Within the records, how many lines hold the word "wrapped"? State that number alone.

[MATERIALS PROVIDED Boundary: Start]

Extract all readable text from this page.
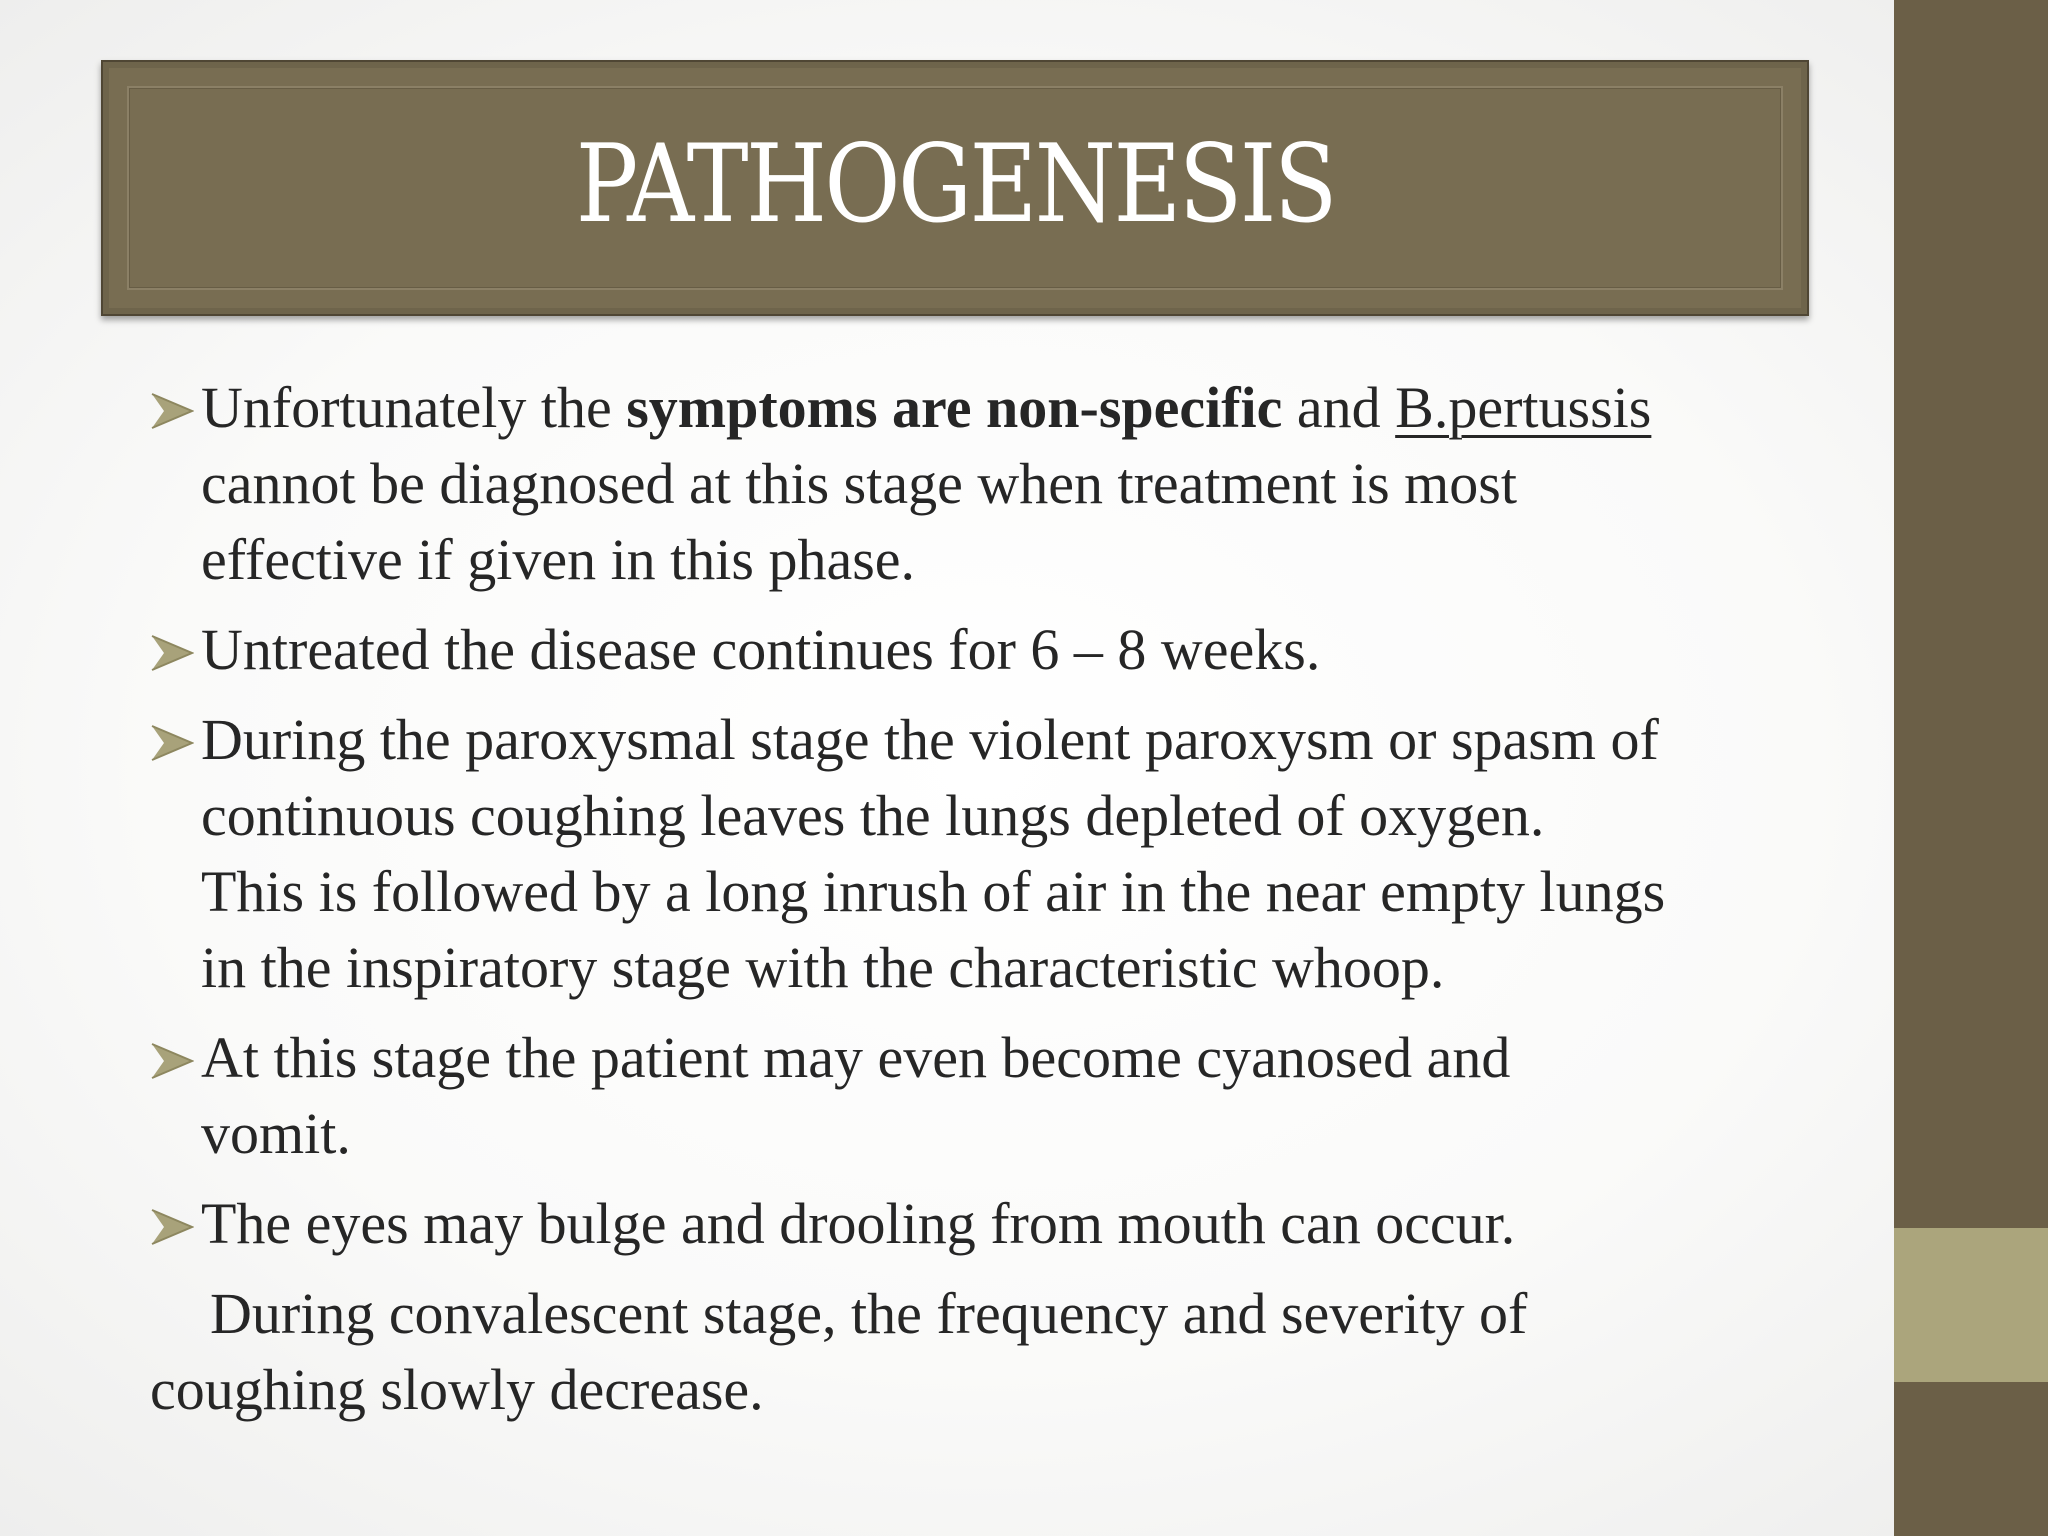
PATHOGENESIS
Unfortunately the symptoms are non-specific and B.pertussis
cannot be diagnosed at this stage when treatment is most
effective if given in this phase.
Untreated the disease continues for 6 – 8 weeks.
During the paroxysmal stage the violent paroxysm or spasm of
continuous coughing leaves the lungs depleted of oxygen.
This is followed by a long inrush of air in the near empty lungs
in the inspiratory stage with the characteristic whoop.
At this stage the patient may even become cyanosed and
vomit.
The eyes may bulge and drooling from mouth can occur.
During convalescent stage, the frequency and severity of
coughing slowly decrease.
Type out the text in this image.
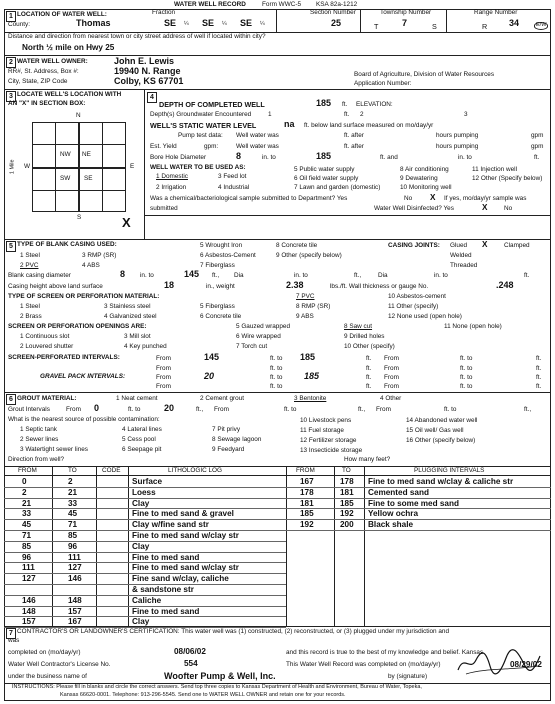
WATER WELL RECORD	Form WWC-5 KSA 82a-1212
1 LOCATION OF WATER WELL:	Fraction
County:	Thomas	SE ¼ SE ¼ SE ¼
Section Number
25
Township Number
T	7	S
Range Number
R 34	E/W
Distance and direction from nearest town or city street address of well if located within city?
North ½ mile on Hwy 25
2 WATER WELL OWNER:	John E. Lewis
RR#, St. Address, Box #:	19940 N. Range
City, State, ZIP Code	Colby, KS 67701
Board of Agriculture, Division of Water Resources
Application Number:
3 LOCATE WELL'S LOCATION WITH
AN "X" IN SECTION BOX:
N
S
W	E
NW NE
SW SE
1 Mile
X
4
DEPTH OF COMPLETED WELL	185 ft. ELEVATION:
Depth(s) Groundwater Encountered	1	ft. 2	3
WELL'S STATIC WATER LEVEL	na ft. below land surface measured on mo/day/yr
Pump test data: Well water was	ft. after	hours pumping	gpm
Est. Yield	gpm:	Well water was	ft. after	hours pumping	gpm
Bore Hole Diameter	8	in. to	185	ft. and	in. to	ft.
WELL WATER TO BE USED AS:
1 Domestic	3 Feed lot
5 Public water supply	8 Air conditioning	11 Injection well
2 Irrigation	4 Industrial
6 Oil field water supply	9 Dewatering	12 Other (Specify below)
7 Lawn and garden (domestic)	10 Monitoring well
Was a chemical/bacteriological sample submitted to Department? Yes	No X If yes, mo/day/yr sample was
submitted	Water Well Disinfected? Yes	X	No
5 TYPE OF BLANK CASING USED:
1 Steel	3 RMP (SR)
5 Wrought Iron	8 Concrete tile
2 PVC	4 ABS
6 Asbestos-Cement	9 Other (specify below)
7 Fiberglass
CASING JOINTS: Glued X	Clamped
Welded
Threaded
Blank casing diameter	8 in. to	145 ft., Dia	in. to	ft.,	Dia	in. to	ft.
Casing height above land surface	18	in., weight	2.38	lbs./ft. Wall thickness or gauge No.	.248
TYPE OF SCREEN OR PERFORATION MATERIAL:
1 Steel	3 Stainless steel	5 Fiberglass
7 PVC	10 Asbestos-cement
2 Brass	4 Galvanized steel	6 Concrete tile
8 RMP (SR)	11 Other (specify)
9 ABS	12 None used (open hole)
SCREEN OR PERFORATION OPENINGS ARE:	5 Gauzed wrapped	8 Saw cut	11 None (open hole)
1 Continuous slot	3 Mill slot	6 Wire wrapped	9 Drilled holes
2 Louvered shutter	4 Key punched	7 Torch cut	10 Other (specify)
SCREEN-PERFORATED INTERVALS:	From	145	ft. to 185	ft. From	ft. to	ft.
From	ft. to	ft. From	ft. to	ft.
GRAVEL PACK INTERVALS:	From	20	ft. to 185	ft. From	ft. to	ft.
From	ft. to	ft. From	ft. to	ft.
6 GROUT MATERIAL:	1 Neat cement	2 Cement grout	3 Bentonite	4 Other
Grout Intervals	From 0	ft. to	20	ft., From	ft. to	ft., From	ft. to	ft.,
What is the nearest source of possible contamination:
1 Septic tank	4 Lateral lines	7 Pit privy
10 Livestock pens	14 Abandoned water well
2 Sewer lines	5 Cess pool	8 Sewage lagoon
11 Fuel storage	15 Oil well/ Gas well
3 Watertight sewer lines	6 Seepage pit	9 Feedyard
12 Fertilizer storage	16 Other (specify below)
13 Insecticide storage
Direction from well?	How many feet?
FROM	TO	CODE	LITHOLOGIC LOG	FROM	TO	PLUGGING INTERVALS
0	2	Surface
2	21	Loess
21	33	Clay
33	45	Fine to med sand & gravel
45	71	Clay w/fine sand str
71	85	Fine to med sand w/clay str
85	96	Clay
96	111	Fine to med sand
111	127	Fine to med sand w/clay str
127	146	Fine sand w/clay, caliche
& sandstone str
146	148	Caliche
148	157	Fine to med sand
157	167	Clay
167	178 Fine to med sand w/clay & caliche str
178	181 Cemented sand
181	185 Fine to some med sand
185	192 Yellow ochra
192	200 Black shale
7 CONTRACTOR'S OR LANDOWNER'S CERTIFICATION: This water well was (1) constructed, (2) reconstructed, or (3) plugged under my jurisdiction and
was
completed on (mo/day/yr)	08/06/02	and this record is true to the best of my knowledge and belief. Kansas
Water Well Contractor's License No.	554	This Water Well Record was completed on (mo/day/yr)	08/29/02
under the business name of	Woofter Pump & Well, Inc.	by (signature)
INSTRUCTIONS: Please fill in blanks and circle the correct answers. Send top three copies to Kansas Department of Health and Environment, Bureau of Water, Topeka,
Kansas 66620-0001. Telephone: 913-296-5545. Send one to WATER WELL OWNER and retain one for your records.
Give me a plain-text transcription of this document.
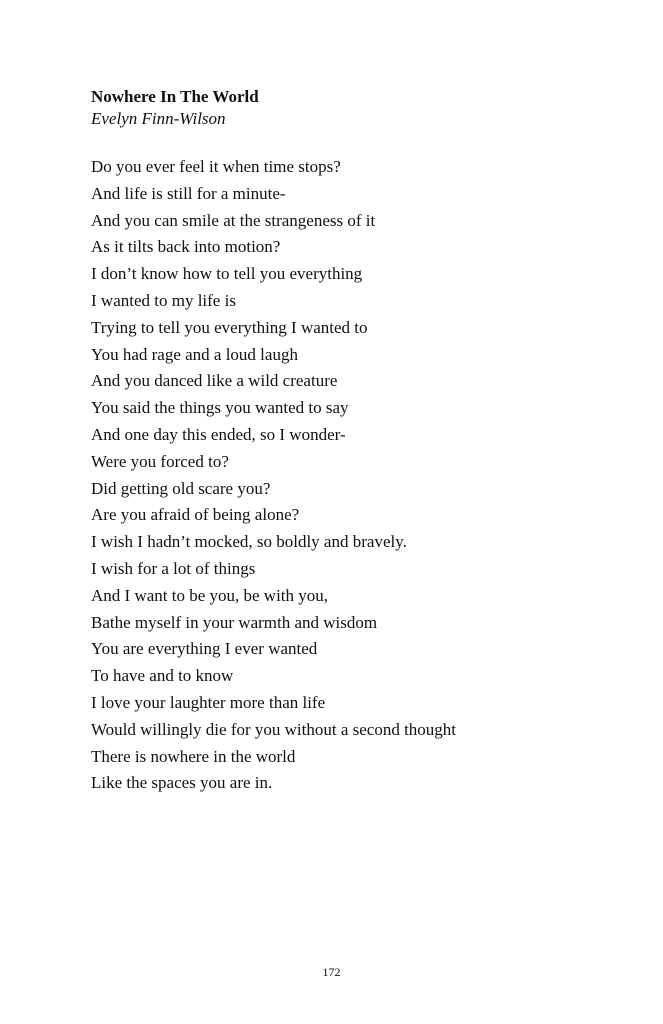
Nowhere In The World
Evelyn Finn-Wilson
Do you ever feel it when time stops?
And life is still for a minute-
And you can smile at the strangeness of it
As it tilts back into motion?
I don’t know how to tell you everything
I wanted to my life is
Trying to tell you everything I wanted to
You had rage and a loud laugh
And you danced like a wild creature
You said the things you wanted to say
And one day this ended, so I wonder-
Were you forced to?
Did getting old scare you?
Are you afraid of being alone?
I wish I hadn’t mocked, so boldly and bravely.
I wish for a lot of things
And I want to be you, be with you,
Bathe myself in your warmth and wisdom
You are everything I ever wanted
To have and to know
I love your laughter more than life
Would willingly die for you without a second thought
There is nowhere in the world
Like the spaces you are in.
172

[MATERIALS PROVIDED Boundary: End]

(RESULT OF THE EXERCISE) 2